_Work to complete_. In the entries that follow, how many lines hold the string "color"? Give only that number.

┌──

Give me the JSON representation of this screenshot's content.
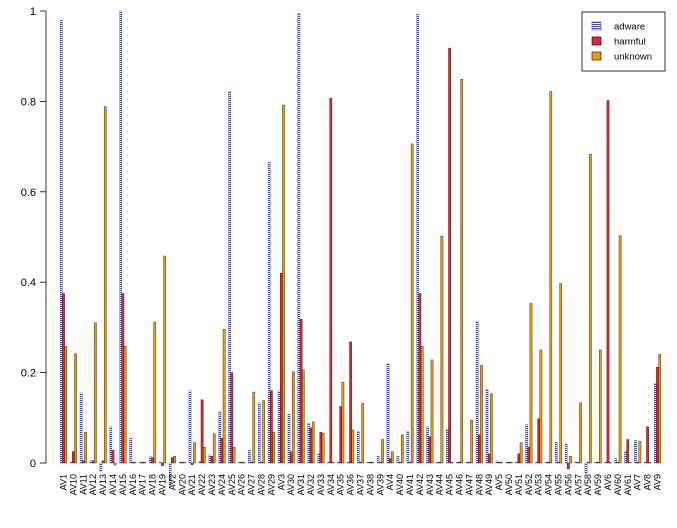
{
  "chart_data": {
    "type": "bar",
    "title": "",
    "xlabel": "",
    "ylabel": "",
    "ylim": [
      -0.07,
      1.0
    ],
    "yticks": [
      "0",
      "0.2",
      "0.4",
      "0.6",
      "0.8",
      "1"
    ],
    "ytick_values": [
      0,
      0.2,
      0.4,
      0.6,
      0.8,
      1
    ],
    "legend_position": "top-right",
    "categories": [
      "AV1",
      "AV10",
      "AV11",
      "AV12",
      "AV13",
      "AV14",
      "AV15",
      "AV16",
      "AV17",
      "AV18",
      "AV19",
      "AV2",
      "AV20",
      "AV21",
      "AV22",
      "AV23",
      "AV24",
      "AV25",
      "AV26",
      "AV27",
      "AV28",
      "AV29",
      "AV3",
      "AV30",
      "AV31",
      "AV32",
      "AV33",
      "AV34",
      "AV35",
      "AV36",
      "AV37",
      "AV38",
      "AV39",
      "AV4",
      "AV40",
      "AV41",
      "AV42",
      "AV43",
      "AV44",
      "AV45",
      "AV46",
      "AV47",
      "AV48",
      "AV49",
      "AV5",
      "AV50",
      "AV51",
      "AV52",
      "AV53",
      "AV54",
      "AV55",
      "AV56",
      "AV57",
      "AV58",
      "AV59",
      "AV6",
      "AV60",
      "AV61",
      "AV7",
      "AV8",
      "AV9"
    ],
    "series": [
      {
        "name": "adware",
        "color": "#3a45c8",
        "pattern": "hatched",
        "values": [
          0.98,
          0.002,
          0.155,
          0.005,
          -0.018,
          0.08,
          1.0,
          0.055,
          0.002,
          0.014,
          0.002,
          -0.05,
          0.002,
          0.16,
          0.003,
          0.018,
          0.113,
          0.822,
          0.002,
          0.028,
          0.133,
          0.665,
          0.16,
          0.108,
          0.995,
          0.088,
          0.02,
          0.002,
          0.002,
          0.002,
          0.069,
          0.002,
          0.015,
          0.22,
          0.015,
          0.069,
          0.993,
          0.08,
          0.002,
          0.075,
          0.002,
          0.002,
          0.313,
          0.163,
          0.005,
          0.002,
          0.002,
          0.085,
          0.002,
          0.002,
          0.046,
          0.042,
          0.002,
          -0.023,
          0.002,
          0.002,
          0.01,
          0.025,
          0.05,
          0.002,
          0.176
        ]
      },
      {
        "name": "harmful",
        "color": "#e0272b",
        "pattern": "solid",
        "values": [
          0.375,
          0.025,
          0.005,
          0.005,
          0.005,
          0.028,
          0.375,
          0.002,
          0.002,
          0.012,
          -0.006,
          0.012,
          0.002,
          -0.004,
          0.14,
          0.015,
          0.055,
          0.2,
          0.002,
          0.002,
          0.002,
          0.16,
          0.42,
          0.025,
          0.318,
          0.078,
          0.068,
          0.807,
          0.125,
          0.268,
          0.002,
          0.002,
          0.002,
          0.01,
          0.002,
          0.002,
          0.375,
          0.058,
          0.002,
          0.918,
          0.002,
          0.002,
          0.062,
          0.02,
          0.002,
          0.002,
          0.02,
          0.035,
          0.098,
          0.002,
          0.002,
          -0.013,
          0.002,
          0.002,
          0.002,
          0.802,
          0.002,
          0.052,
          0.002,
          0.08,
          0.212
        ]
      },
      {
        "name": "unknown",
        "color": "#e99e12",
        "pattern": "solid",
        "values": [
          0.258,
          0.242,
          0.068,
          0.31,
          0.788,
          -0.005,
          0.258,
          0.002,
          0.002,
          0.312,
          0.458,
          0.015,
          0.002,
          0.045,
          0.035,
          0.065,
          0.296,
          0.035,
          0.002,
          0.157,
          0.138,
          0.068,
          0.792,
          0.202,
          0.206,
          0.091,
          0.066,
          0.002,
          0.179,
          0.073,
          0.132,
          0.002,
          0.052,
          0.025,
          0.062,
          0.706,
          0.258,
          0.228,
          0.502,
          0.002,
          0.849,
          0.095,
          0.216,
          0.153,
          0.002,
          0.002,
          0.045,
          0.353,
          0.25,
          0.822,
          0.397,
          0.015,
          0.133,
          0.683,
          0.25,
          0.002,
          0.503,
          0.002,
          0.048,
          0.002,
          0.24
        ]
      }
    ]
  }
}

└──

_Output below_. 3